◆ EXCERTO FORNECIDO
+++++

Sunday, January 17, 2010

O que Sinceramente Querem as Pessoas, Chegado o Verão






Souto, Casa, tarde e noite de 17 de Janeiro de 2010



Chegado o Verão, o que as pessoas querem, sinceramente, é farturas e copinhos de ginja, capilé-cola para as crianças. As pessoas levam à feira os umbigos a passear, os umbigos das pessoas são por assim dizer tremoços existenciais. O poço-da-morte é à base de motorizadas, pai velho, filho e genro às voltas de motorizada num escarcéu do caraças, há pessoas que pagam para ver aquela avaria. As pessoas dão-se às mil maravilhas com muito alarido, muita algazarra, muito alvoroço, muita balbúrdia, muito barulho, muita gritaria, muita vozearia de inferneira. Eu sinceramente nem tanto assim, mas as pessoas sim. As pessoas, mesmo assim, têm e mantêm algumas ligações à natura naturans tão justamente associada a Bento Espinosa – nomeadamente, quando adquirem e consomem o teor de cartuchos de passas de figo e nêsperas e milho rebentado em pipoca. Merencórias ménades não perdem uma feira popular, elas também não, chegado o Verão. As que têm filhas, compram-lhes copos de papel com meio litro de capilé-cola e nuvens materializadas de algodão-doce. Os proxenetas emborcam minis com as amarelas dos mindinhos afiadas no ar. E nenhuma destas observações vem rebuçada de qualquer sarcasmo, pois que remetem à verdade portuguesa e à nossa natureza (f)estival, chegado o Verão.

+++++

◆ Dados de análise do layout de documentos
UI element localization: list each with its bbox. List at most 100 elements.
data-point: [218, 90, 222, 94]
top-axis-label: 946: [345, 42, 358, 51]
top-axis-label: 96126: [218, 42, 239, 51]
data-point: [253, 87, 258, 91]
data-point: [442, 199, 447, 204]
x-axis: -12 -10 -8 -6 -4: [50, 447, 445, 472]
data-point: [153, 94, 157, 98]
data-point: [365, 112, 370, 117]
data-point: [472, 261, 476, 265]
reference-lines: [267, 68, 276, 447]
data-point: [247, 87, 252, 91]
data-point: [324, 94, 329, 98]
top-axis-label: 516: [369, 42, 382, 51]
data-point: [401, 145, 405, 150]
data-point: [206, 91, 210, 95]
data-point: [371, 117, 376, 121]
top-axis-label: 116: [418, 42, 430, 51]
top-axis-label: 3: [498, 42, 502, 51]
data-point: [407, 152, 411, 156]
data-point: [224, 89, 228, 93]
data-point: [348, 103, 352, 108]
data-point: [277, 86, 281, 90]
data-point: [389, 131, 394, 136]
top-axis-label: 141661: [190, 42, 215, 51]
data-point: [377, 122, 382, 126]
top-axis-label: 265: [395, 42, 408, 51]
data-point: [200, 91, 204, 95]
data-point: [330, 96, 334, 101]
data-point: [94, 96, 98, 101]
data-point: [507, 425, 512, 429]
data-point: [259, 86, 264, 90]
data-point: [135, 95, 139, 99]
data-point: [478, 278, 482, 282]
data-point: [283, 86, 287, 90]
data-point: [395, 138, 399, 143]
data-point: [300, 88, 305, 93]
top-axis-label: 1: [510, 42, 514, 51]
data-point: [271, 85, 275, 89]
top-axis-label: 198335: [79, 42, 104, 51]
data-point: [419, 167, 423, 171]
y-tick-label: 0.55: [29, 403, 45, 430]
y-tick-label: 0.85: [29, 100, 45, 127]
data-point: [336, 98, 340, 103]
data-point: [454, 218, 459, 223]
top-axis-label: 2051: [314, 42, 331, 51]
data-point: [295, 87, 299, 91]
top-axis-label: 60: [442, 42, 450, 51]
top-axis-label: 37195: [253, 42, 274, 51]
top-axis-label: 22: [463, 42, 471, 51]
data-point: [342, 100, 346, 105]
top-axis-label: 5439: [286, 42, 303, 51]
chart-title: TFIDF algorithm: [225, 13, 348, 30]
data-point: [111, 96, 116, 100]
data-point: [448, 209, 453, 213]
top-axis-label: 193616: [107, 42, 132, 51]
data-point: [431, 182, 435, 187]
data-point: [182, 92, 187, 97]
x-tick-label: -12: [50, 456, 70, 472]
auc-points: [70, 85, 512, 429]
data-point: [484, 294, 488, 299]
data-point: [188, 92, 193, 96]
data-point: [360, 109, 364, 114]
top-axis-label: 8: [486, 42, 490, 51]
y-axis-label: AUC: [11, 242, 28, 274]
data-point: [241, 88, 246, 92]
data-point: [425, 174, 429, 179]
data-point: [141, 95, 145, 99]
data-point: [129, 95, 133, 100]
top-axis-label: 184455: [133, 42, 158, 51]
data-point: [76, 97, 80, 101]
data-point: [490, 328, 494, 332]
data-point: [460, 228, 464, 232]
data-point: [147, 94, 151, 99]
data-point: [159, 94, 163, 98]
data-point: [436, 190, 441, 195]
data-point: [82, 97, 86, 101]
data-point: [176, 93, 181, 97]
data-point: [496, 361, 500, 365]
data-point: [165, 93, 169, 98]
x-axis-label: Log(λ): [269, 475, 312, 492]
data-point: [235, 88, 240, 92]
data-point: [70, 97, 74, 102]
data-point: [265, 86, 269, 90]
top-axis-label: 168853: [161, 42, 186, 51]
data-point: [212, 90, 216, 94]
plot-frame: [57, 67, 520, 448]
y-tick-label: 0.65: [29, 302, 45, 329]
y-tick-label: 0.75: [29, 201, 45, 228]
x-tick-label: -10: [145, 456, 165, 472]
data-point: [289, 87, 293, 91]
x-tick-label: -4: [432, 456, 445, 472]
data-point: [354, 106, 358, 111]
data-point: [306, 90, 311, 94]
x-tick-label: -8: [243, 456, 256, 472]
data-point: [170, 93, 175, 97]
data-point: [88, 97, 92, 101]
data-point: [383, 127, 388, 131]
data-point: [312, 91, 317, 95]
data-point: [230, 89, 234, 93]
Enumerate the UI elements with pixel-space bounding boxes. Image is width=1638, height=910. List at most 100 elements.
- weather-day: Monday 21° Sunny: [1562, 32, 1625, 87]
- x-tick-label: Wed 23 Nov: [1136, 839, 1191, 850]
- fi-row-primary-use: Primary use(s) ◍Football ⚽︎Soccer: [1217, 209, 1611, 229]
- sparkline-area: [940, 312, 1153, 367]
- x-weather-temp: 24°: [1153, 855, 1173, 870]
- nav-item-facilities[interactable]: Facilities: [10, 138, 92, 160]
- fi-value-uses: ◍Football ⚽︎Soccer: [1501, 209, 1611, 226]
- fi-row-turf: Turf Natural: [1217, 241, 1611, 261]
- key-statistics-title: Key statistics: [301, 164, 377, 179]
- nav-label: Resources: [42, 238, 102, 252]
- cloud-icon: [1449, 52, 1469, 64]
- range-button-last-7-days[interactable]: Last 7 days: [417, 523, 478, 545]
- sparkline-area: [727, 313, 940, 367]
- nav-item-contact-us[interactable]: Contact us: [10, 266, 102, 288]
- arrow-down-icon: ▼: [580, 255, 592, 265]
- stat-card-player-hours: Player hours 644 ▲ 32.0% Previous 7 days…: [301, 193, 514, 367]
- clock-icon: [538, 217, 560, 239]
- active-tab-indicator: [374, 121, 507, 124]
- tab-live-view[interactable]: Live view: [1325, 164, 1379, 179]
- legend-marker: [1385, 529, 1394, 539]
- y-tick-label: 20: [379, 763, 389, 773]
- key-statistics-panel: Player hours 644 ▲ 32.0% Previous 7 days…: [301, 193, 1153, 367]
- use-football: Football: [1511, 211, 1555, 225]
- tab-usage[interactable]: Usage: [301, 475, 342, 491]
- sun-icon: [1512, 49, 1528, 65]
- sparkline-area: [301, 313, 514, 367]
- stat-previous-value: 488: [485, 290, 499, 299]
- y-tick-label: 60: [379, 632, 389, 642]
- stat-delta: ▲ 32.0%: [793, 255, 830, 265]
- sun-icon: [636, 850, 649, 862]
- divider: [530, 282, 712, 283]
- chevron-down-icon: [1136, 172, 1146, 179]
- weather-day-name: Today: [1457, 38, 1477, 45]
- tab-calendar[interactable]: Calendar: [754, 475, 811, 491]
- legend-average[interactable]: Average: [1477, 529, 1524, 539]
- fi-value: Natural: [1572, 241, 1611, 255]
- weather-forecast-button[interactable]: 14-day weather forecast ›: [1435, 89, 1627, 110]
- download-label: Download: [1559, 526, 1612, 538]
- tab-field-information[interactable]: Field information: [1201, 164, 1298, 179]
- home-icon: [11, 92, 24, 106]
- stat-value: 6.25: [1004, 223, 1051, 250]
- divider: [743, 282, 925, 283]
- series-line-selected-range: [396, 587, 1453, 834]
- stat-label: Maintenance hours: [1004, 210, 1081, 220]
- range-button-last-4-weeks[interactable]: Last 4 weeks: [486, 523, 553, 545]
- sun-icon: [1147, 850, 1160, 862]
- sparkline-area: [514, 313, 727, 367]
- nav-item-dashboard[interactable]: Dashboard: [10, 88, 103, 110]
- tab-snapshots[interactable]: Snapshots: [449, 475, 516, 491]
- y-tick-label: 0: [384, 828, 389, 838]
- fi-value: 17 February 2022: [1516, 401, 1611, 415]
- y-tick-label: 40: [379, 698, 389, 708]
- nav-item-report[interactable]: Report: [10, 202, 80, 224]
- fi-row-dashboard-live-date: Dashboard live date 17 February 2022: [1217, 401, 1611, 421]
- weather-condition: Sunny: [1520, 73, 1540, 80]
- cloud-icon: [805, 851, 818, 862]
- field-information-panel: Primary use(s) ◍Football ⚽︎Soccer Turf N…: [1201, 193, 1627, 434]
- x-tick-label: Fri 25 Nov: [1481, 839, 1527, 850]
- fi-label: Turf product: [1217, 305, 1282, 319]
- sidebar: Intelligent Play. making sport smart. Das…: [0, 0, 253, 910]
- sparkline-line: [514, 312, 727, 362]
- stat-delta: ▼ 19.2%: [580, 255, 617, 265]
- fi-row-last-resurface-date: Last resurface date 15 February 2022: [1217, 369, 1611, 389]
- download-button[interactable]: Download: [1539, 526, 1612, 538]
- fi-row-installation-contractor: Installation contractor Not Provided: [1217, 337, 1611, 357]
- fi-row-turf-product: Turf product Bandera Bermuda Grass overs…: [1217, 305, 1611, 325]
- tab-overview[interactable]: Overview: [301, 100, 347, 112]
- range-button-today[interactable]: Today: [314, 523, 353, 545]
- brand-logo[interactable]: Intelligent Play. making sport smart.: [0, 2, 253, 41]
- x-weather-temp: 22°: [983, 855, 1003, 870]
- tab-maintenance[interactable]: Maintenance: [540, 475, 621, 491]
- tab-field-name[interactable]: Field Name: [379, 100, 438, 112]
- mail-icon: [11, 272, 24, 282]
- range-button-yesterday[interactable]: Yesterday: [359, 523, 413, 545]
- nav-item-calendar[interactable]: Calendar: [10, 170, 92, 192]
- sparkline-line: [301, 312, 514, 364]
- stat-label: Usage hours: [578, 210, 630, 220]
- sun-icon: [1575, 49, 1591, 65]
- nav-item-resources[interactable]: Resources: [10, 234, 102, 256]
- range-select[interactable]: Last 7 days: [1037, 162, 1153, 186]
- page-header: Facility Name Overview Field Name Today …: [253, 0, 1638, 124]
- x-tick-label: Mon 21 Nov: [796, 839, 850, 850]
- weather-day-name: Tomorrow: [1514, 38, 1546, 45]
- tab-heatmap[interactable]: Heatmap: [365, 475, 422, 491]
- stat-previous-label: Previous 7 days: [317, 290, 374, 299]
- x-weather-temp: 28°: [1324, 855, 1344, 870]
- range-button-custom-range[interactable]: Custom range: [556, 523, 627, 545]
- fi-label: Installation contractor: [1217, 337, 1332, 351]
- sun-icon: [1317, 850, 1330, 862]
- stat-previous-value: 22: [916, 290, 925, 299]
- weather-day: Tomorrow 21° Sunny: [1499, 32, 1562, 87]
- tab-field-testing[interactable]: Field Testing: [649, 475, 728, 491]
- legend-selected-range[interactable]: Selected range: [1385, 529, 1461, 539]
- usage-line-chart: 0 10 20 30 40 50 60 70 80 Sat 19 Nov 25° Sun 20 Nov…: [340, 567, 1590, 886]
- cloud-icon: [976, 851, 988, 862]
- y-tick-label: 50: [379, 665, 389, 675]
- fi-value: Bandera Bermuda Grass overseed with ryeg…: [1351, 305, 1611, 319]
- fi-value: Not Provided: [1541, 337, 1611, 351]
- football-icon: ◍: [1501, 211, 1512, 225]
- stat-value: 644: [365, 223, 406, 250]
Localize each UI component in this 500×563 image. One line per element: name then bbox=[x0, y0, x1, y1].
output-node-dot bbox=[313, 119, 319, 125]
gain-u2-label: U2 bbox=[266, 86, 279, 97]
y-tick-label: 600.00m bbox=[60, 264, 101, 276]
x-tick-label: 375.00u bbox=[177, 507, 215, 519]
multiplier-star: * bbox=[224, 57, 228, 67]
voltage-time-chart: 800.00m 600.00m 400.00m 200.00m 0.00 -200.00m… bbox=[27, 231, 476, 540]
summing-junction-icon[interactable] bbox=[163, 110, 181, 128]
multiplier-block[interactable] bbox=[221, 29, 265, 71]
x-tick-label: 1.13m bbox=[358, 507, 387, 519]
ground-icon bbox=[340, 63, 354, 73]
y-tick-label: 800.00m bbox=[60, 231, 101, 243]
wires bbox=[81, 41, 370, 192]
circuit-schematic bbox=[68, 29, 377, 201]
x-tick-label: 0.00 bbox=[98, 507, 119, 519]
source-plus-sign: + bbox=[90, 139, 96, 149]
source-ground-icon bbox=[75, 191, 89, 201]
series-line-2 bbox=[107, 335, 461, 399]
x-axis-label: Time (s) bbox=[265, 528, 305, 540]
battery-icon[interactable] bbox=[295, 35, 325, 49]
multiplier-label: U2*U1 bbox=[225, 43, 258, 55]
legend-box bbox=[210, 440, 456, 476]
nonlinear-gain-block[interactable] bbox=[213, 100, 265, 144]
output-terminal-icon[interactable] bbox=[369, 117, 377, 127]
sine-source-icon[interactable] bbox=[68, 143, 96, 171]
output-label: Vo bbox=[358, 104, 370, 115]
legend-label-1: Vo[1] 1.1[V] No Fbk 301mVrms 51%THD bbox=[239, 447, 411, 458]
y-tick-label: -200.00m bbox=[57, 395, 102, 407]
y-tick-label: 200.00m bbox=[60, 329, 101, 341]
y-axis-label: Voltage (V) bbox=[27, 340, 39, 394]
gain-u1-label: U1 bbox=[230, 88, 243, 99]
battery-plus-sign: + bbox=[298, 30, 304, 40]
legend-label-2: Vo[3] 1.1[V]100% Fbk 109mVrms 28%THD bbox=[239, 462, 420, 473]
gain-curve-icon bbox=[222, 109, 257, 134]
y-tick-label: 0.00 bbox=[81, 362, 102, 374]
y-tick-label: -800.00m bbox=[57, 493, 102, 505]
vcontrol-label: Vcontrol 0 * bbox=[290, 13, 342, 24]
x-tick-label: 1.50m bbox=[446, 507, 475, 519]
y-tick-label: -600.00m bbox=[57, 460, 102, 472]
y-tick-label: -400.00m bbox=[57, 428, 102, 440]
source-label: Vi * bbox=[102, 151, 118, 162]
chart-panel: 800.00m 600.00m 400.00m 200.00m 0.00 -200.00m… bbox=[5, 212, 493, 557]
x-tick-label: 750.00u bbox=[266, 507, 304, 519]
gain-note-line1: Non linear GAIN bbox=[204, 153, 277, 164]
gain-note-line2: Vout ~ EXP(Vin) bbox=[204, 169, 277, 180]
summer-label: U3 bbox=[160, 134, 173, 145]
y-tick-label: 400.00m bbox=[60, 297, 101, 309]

+++++

◆ O QUE SE PEDE
Repita integralmente, sem alterar nada, o texto sobre o que as pessoas querem chegado o Verão.

◆ RESPOSTA ESPERADA
Sunday, January 17, 2010

O que Sinceramente Querem as Pessoas, Chegado o Verão






Souto, Casa, tarde e noite de 17 de Janeiro de 2010



Chegado o Verão, o que as pessoas querem, sinceramente, é farturas e copinhos de ginja, capilé-cola para as crianças. As pessoas levam à feira os umbigos a passear, os umbigos das pessoas são por assim dizer tremoços existenciais. O poço-da-morte é à base de motorizadas, pai velho, filho e genro às voltas de motorizada num escarcéu do caraças, há pessoas que pagam para ver aquela avaria. As pessoas dão-se às mil maravilhas com muito alarido, muita algazarra, muito alvoroço, muita balbúrdia, muito barulho, muita gritaria, muita vozearia de inferneira. Eu sinceramente nem tanto assim, mas as pessoas sim. As pessoas, mesmo assim, têm e mantêm algumas ligações à natura naturans tão justamente associada a Bento Espinosa – nomeadamente, quando adquirem e consomem o teor de cartuchos de passas de figo e nêsperas e milho rebentado em pipoca. Merencórias ménades não perdem uma feira popular, elas também não, chegado o Verão. As que têm filhas, compram-lhes copos de papel com meio litro de capilé-cola e nuvens materializadas de algodão-doce. Os proxenetas emborcam minis com as amarelas dos mindinhos afiadas no ar. E nenhuma destas observações vem rebuçada de qualquer sarcasmo, pois que remetem à verdade portuguesa e à nossa natureza (f)estival, chegado o Verão.